◆ EXERCISE REQUIREMENTS:
Copy verbatim the lines of the first block of records, from the line containing "Output each element" up to and including the line containing "Legend: Without Mortgage, With". Leave the pictures out of your answer.

◆ DATA SUPPLIED:
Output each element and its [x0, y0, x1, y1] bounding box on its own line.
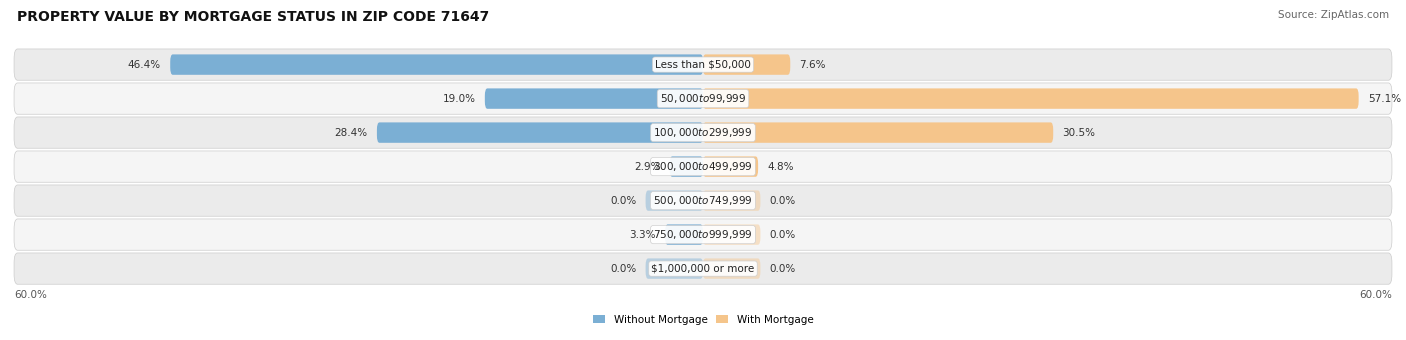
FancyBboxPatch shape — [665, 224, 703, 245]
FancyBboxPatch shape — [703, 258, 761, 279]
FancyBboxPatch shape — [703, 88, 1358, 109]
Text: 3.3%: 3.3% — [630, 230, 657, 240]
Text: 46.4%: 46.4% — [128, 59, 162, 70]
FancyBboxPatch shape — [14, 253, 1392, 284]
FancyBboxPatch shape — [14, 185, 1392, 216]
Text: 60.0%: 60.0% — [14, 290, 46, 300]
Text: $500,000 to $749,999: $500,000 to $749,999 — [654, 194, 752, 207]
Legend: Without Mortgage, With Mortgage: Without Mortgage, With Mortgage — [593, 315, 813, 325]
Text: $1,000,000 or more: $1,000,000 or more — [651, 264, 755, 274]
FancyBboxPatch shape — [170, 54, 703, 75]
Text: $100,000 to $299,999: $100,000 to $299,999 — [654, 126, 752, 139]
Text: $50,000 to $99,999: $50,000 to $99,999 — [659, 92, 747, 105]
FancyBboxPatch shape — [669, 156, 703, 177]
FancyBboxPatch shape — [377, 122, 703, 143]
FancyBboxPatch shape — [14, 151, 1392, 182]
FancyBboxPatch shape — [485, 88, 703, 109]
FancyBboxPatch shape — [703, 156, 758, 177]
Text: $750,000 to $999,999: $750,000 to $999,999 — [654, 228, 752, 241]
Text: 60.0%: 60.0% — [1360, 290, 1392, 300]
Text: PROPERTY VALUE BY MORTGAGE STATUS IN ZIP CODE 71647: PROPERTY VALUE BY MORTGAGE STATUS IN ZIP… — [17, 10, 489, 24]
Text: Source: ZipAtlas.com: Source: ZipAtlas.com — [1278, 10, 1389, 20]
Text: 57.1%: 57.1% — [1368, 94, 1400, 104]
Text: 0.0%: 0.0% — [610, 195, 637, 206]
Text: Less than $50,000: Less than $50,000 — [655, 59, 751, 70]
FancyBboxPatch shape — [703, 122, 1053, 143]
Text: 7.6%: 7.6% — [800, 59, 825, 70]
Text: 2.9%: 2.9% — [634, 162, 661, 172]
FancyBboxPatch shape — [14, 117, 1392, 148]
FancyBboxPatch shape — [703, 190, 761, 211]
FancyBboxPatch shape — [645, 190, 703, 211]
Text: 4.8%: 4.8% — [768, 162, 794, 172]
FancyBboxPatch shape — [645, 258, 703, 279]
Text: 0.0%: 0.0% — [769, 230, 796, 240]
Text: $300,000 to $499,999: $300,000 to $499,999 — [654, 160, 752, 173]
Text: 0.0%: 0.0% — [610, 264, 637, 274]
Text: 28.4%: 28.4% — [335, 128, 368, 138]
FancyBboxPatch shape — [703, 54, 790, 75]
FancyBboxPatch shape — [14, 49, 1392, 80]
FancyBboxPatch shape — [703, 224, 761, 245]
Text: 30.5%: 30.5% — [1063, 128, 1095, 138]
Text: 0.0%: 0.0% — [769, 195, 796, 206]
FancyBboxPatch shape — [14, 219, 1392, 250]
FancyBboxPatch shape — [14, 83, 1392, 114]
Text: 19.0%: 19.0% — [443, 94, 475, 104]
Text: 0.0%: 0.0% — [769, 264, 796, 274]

--

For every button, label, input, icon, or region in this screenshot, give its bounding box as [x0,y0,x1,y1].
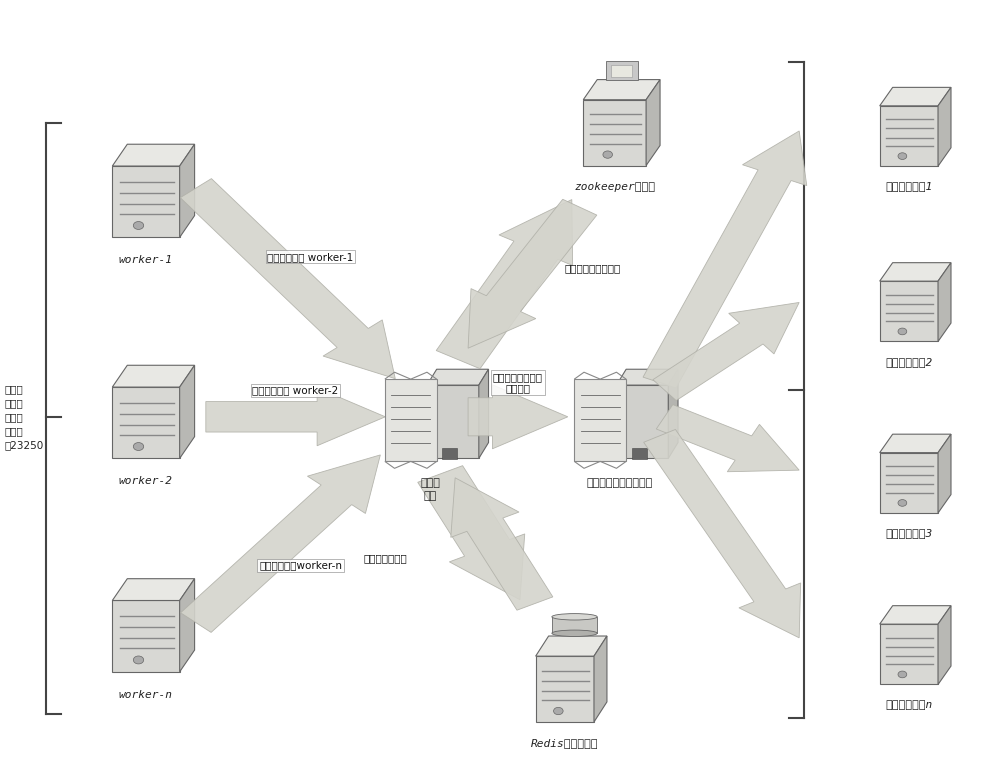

◆ SOLUTION TO THIS EXERCISE:
Output each element and its [x0, y0, x1, y1] bounding box on its own line.
FancyBboxPatch shape — [665, 224, 703, 245]
FancyBboxPatch shape — [703, 258, 761, 279]
FancyBboxPatch shape — [703, 88, 1358, 109]
Text: 3.3%: 3.3% — [630, 230, 657, 240]
Text: 46.4%: 46.4% — [128, 59, 162, 70]
FancyBboxPatch shape — [14, 253, 1392, 284]
FancyBboxPatch shape — [14, 185, 1392, 216]
Text: 60.0%: 60.0% — [14, 290, 46, 300]
Text: $500,000 to $749,999: $500,000 to $749,999 — [654, 194, 752, 207]
Legend: Without Mortgage, With Mortgage: Without Mortgage, With Mortgage — [593, 315, 813, 325]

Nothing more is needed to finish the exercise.